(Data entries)
● ● ● ●

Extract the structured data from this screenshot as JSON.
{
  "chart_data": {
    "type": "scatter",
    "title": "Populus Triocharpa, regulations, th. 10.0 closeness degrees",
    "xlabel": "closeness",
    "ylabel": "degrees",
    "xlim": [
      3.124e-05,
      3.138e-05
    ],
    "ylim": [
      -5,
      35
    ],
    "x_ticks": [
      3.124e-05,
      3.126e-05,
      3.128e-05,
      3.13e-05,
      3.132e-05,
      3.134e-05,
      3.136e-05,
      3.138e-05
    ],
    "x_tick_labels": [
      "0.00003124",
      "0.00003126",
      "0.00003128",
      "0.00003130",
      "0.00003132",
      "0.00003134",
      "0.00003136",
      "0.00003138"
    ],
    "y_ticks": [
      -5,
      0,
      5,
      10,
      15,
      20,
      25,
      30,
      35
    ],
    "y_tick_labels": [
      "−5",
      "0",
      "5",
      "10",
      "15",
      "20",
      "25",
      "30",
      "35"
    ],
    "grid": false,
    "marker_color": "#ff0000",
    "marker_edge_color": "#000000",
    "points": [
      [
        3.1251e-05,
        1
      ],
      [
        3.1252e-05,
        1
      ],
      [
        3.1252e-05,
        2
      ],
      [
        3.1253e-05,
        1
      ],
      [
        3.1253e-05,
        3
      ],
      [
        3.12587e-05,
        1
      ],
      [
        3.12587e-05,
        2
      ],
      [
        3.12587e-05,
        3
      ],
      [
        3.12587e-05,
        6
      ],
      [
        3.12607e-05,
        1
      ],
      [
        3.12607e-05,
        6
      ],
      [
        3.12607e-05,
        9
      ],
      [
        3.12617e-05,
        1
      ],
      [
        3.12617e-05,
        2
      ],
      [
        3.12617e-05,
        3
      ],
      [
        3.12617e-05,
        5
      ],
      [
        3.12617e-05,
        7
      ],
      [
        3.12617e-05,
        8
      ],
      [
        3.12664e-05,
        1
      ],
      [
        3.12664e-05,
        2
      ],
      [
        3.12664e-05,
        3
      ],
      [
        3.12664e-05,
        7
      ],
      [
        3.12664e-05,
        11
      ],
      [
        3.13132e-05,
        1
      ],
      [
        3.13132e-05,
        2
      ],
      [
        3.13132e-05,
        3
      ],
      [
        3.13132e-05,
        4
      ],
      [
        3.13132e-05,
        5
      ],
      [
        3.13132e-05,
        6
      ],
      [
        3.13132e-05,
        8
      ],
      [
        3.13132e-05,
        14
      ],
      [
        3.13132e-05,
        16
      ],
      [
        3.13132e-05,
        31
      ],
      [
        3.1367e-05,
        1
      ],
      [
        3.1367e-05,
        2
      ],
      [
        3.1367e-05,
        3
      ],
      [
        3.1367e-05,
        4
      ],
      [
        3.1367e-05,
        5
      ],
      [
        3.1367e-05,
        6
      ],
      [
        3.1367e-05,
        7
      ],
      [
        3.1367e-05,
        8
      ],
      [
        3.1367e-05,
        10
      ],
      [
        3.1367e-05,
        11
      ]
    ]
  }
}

● ● ● ●

TASK DESCRIPTION: Lines containing the word "closeness" are to be tallied; report only the total.

SOLUTION FOR THIS TASK: 2